§ Exercise inputs:
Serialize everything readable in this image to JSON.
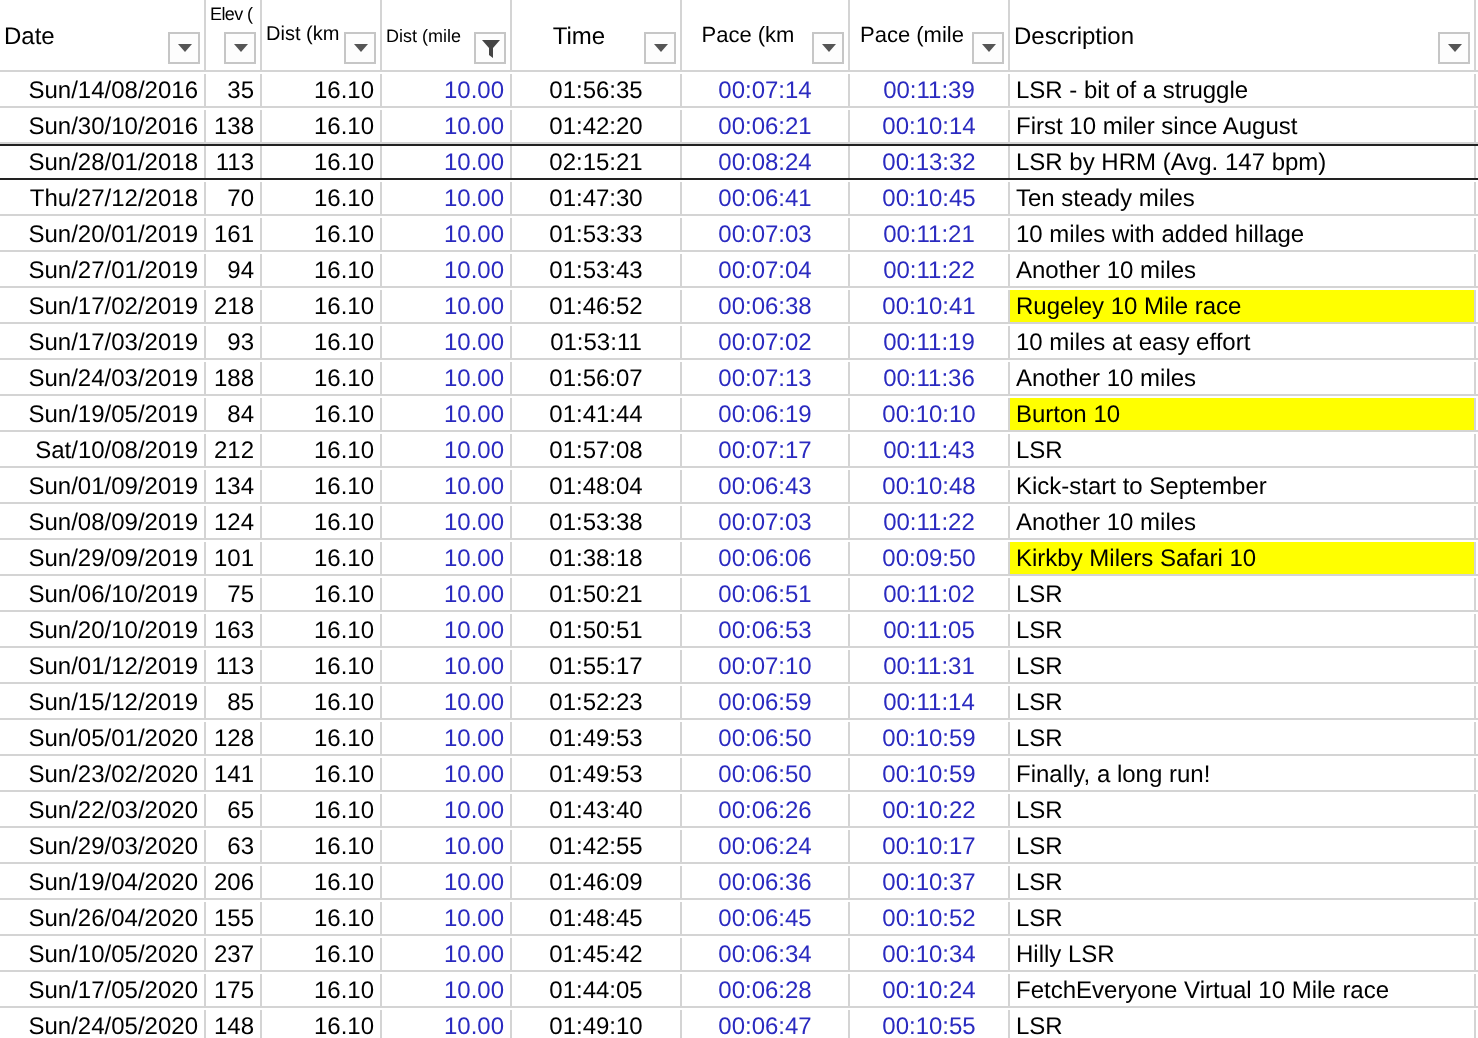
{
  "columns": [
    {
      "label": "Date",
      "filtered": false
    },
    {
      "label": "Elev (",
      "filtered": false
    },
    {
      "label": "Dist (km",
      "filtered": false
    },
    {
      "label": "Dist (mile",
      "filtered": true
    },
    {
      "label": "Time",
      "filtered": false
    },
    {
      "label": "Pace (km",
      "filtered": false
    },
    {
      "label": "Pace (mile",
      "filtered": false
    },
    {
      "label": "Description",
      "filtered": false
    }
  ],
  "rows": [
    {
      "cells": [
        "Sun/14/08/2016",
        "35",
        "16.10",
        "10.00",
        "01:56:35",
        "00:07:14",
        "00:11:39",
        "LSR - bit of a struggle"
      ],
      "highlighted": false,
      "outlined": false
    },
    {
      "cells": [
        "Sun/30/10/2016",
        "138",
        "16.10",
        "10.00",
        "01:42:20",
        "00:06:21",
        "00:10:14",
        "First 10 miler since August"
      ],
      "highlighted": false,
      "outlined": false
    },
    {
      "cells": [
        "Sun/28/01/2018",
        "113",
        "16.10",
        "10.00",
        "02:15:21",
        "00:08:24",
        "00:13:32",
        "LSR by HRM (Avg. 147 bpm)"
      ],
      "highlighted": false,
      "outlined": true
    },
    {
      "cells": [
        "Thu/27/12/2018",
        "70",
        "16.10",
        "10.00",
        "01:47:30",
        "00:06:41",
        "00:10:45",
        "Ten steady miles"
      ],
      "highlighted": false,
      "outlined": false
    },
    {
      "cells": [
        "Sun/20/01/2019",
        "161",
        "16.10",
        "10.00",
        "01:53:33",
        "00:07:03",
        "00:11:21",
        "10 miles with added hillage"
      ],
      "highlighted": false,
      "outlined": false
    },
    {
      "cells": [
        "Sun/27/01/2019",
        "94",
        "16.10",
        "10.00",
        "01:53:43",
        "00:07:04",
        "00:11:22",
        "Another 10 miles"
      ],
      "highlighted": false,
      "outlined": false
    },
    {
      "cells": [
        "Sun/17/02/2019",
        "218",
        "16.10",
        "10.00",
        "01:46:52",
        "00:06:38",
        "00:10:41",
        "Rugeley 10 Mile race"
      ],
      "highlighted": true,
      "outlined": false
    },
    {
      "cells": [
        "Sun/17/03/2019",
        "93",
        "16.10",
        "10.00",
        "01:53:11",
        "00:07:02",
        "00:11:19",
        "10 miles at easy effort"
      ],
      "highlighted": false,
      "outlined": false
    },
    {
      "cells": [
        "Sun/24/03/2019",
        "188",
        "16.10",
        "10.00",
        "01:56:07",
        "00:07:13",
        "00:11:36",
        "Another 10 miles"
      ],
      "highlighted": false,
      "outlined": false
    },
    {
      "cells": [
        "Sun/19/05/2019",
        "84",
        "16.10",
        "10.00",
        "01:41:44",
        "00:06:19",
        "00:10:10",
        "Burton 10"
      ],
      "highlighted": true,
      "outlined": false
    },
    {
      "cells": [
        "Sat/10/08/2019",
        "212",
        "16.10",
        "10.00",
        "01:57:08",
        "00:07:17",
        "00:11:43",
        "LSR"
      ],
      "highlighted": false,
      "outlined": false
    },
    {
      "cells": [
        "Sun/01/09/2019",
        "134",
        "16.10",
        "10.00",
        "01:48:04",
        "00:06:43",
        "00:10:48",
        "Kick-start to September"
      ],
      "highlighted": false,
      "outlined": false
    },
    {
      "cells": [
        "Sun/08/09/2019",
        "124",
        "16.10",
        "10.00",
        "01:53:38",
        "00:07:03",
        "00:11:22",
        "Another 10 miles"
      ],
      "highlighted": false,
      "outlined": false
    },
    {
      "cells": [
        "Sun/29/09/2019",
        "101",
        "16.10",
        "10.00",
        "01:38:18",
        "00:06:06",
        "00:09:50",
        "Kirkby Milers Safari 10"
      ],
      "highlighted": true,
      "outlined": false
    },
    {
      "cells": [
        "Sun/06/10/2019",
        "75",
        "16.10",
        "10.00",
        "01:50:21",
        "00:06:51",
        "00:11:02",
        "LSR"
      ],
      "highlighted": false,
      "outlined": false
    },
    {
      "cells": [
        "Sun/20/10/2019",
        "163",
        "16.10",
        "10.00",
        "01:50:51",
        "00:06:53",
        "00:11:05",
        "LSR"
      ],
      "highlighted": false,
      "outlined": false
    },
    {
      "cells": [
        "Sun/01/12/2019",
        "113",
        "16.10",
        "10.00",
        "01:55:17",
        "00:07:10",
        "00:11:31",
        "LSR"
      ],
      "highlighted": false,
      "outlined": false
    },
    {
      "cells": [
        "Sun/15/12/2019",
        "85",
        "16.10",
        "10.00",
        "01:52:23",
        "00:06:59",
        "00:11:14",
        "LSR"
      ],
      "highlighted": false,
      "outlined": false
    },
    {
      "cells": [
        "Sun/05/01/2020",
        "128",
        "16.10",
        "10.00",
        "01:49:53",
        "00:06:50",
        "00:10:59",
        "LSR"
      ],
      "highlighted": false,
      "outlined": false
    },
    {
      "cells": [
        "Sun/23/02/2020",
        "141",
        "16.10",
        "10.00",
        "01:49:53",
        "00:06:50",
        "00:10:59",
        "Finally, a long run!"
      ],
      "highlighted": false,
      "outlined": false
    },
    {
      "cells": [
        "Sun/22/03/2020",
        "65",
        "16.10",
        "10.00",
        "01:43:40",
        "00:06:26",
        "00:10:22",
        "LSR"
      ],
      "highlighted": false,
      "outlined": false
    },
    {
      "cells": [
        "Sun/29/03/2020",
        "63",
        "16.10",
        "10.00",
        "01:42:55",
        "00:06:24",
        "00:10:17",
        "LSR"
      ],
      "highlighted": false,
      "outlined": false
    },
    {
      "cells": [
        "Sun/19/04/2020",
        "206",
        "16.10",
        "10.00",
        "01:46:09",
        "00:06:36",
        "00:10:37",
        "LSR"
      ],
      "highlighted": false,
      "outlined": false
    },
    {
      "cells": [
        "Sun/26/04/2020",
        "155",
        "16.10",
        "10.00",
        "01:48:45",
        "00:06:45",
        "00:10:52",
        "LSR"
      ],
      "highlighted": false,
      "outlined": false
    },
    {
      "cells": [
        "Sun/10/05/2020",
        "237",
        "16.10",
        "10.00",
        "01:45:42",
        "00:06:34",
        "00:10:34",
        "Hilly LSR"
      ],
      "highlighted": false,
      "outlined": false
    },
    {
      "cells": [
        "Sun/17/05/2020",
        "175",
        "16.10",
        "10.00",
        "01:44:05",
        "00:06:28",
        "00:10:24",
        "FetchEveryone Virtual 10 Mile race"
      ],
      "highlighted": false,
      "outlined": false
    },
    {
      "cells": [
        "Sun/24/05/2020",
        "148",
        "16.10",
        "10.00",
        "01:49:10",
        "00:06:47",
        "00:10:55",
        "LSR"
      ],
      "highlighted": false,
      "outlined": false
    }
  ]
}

§ Job: Print every entry above again without changing a word, and omit the pictures.

§ Response:
Serialize everything readable in this image to JSON.
{
  "columns": [
    {
      "label": "Date",
      "filtered": false
    },
    {
      "label": "Elev (",
      "filtered": false
    },
    {
      "label": "Dist (km",
      "filtered": false
    },
    {
      "label": "Dist (mile",
      "filtered": true
    },
    {
      "label": "Time",
      "filtered": false
    },
    {
      "label": "Pace (km",
      "filtered": false
    },
    {
      "label": "Pace (mile",
      "filtered": false
    },
    {
      "label": "Description",
      "filtered": false
    }
  ],
  "rows": [
    {
      "cells": [
        "Sun/14/08/2016",
        "35",
        "16.10",
        "10.00",
        "01:56:35",
        "00:07:14",
        "00:11:39",
        "LSR - bit of a struggle"
      ],
      "highlighted": false,
      "outlined": false
    },
    {
      "cells": [
        "Sun/30/10/2016",
        "138",
        "16.10",
        "10.00",
        "01:42:20",
        "00:06:21",
        "00:10:14",
        "First 10 miler since August"
      ],
      "highlighted": false,
      "outlined": false
    },
    {
      "cells": [
        "Sun/28/01/2018",
        "113",
        "16.10",
        "10.00",
        "02:15:21",
        "00:08:24",
        "00:13:32",
        "LSR by HRM (Avg. 147 bpm)"
      ],
      "highlighted": false,
      "outlined": true
    },
    {
      "cells": [
        "Thu/27/12/2018",
        "70",
        "16.10",
        "10.00",
        "01:47:30",
        "00:06:41",
        "00:10:45",
        "Ten steady miles"
      ],
      "highlighted": false,
      "outlined": false
    },
    {
      "cells": [
        "Sun/20/01/2019",
        "161",
        "16.10",
        "10.00",
        "01:53:33",
        "00:07:03",
        "00:11:21",
        "10 miles with added hillage"
      ],
      "highlighted": false,
      "outlined": false
    },
    {
      "cells": [
        "Sun/27/01/2019",
        "94",
        "16.10",
        "10.00",
        "01:53:43",
        "00:07:04",
        "00:11:22",
        "Another 10 miles"
      ],
      "highlighted": false,
      "outlined": false
    },
    {
      "cells": [
        "Sun/17/02/2019",
        "218",
        "16.10",
        "10.00",
        "01:46:52",
        "00:06:38",
        "00:10:41",
        "Rugeley 10 Mile race"
      ],
      "highlighted": true,
      "outlined": false
    },
    {
      "cells": [
        "Sun/17/03/2019",
        "93",
        "16.10",
        "10.00",
        "01:53:11",
        "00:07:02",
        "00:11:19",
        "10 miles at easy effort"
      ],
      "highlighted": false,
      "outlined": false
    },
    {
      "cells": [
        "Sun/24/03/2019",
        "188",
        "16.10",
        "10.00",
        "01:56:07",
        "00:07:13",
        "00:11:36",
        "Another 10 miles"
      ],
      "highlighted": false,
      "outlined": false
    },
    {
      "cells": [
        "Sun/19/05/2019",
        "84",
        "16.10",
        "10.00",
        "01:41:44",
        "00:06:19",
        "00:10:10",
        "Burton 10"
      ],
      "highlighted": true,
      "outlined": false
    },
    {
      "cells": [
        "Sat/10/08/2019",
        "212",
        "16.10",
        "10.00",
        "01:57:08",
        "00:07:17",
        "00:11:43",
        "LSR"
      ],
      "highlighted": false,
      "outlined": false
    },
    {
      "cells": [
        "Sun/01/09/2019",
        "134",
        "16.10",
        "10.00",
        "01:48:04",
        "00:06:43",
        "00:10:48",
        "Kick-start to September"
      ],
      "highlighted": false,
      "outlined": false
    },
    {
      "cells": [
        "Sun/08/09/2019",
        "124",
        "16.10",
        "10.00",
        "01:53:38",
        "00:07:03",
        "00:11:22",
        "Another 10 miles"
      ],
      "highlighted": false,
      "outlined": false
    },
    {
      "cells": [
        "Sun/29/09/2019",
        "101",
        "16.10",
        "10.00",
        "01:38:18",
        "00:06:06",
        "00:09:50",
        "Kirkby Milers Safari 10"
      ],
      "highlighted": true,
      "outlined": false
    },
    {
      "cells": [
        "Sun/06/10/2019",
        "75",
        "16.10",
        "10.00",
        "01:50:21",
        "00:06:51",
        "00:11:02",
        "LSR"
      ],
      "highlighted": false,
      "outlined": false
    },
    {
      "cells": [
        "Sun/20/10/2019",
        "163",
        "16.10",
        "10.00",
        "01:50:51",
        "00:06:53",
        "00:11:05",
        "LSR"
      ],
      "highlighted": false,
      "outlined": false
    },
    {
      "cells": [
        "Sun/01/12/2019",
        "113",
        "16.10",
        "10.00",
        "01:55:17",
        "00:07:10",
        "00:11:31",
        "LSR"
      ],
      "highlighted": false,
      "outlined": false
    },
    {
      "cells": [
        "Sun/15/12/2019",
        "85",
        "16.10",
        "10.00",
        "01:52:23",
        "00:06:59",
        "00:11:14",
        "LSR"
      ],
      "highlighted": false,
      "outlined": false
    },
    {
      "cells": [
        "Sun/05/01/2020",
        "128",
        "16.10",
        "10.00",
        "01:49:53",
        "00:06:50",
        "00:10:59",
        "LSR"
      ],
      "highlighted": false,
      "outlined": false
    },
    {
      "cells": [
        "Sun/23/02/2020",
        "141",
        "16.10",
        "10.00",
        "01:49:53",
        "00:06:50",
        "00:10:59",
        "Finally, a long run!"
      ],
      "highlighted": false,
      "outlined": false
    },
    {
      "cells": [
        "Sun/22/03/2020",
        "65",
        "16.10",
        "10.00",
        "01:43:40",
        "00:06:26",
        "00:10:22",
        "LSR"
      ],
      "highlighted": false,
      "outlined": false
    },
    {
      "cells": [
        "Sun/29/03/2020",
        "63",
        "16.10",
        "10.00",
        "01:42:55",
        "00:06:24",
        "00:10:17",
        "LSR"
      ],
      "highlighted": false,
      "outlined": false
    },
    {
      "cells": [
        "Sun/19/04/2020",
        "206",
        "16.10",
        "10.00",
        "01:46:09",
        "00:06:36",
        "00:10:37",
        "LSR"
      ],
      "highlighted": false,
      "outlined": false
    },
    {
      "cells": [
        "Sun/26/04/2020",
        "155",
        "16.10",
        "10.00",
        "01:48:45",
        "00:06:45",
        "00:10:52",
        "LSR"
      ],
      "highlighted": false,
      "outlined": false
    },
    {
      "cells": [
        "Sun/10/05/2020",
        "237",
        "16.10",
        "10.00",
        "01:45:42",
        "00:06:34",
        "00:10:34",
        "Hilly LSR"
      ],
      "highlighted": false,
      "outlined": false
    },
    {
      "cells": [
        "Sun/17/05/2020",
        "175",
        "16.10",
        "10.00",
        "01:44:05",
        "00:06:28",
        "00:10:24",
        "FetchEveryone Virtual 10 Mile race"
      ],
      "highlighted": false,
      "outlined": false
    },
    {
      "cells": [
        "Sun/24/05/2020",
        "148",
        "16.10",
        "10.00",
        "01:49:10",
        "00:06:47",
        "00:10:55",
        "LSR"
      ],
      "highlighted": false,
      "outlined": false
    }
  ]
}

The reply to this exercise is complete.